◆ **EXERCISE AIM**
In the material below, list every line carrying the string "будет".

Dataset items:
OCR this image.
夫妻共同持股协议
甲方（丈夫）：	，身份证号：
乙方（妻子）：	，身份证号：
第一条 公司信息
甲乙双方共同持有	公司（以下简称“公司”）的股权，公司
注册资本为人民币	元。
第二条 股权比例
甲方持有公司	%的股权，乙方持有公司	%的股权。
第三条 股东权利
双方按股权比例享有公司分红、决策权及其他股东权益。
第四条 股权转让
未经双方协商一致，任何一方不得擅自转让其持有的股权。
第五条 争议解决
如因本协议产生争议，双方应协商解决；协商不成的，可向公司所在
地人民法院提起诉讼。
...
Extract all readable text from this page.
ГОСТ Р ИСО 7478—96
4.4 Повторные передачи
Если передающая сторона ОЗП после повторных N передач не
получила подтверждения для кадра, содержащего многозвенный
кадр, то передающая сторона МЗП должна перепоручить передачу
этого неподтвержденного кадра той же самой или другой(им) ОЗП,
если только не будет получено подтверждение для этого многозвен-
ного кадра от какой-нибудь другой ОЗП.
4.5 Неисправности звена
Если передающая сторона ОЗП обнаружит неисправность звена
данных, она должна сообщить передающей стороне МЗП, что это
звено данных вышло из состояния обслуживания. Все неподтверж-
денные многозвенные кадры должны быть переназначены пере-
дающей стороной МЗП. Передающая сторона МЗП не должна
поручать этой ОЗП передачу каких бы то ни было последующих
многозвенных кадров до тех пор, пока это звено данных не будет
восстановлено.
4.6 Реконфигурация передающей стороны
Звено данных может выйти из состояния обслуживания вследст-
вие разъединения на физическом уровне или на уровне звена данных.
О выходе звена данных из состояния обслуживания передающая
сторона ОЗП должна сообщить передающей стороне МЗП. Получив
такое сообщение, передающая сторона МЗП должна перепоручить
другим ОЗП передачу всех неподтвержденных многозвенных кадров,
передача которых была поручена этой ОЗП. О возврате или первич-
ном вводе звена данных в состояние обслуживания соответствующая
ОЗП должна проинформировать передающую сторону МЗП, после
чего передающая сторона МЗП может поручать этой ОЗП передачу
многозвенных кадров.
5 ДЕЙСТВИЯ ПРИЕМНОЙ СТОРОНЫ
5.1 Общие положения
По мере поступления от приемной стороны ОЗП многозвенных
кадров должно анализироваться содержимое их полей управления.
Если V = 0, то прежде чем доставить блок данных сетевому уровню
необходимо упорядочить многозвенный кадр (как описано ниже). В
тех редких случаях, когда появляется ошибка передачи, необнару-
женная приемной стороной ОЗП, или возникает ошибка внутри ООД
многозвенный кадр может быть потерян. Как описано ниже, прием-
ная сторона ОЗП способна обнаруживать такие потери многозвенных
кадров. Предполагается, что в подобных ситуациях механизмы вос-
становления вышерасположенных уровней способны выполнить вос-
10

◆ **TASK OUTPUT**
если только не будет получено подтверждение для этого многозвен-
многозвенных кадров до тех пор, пока это звено данных не будет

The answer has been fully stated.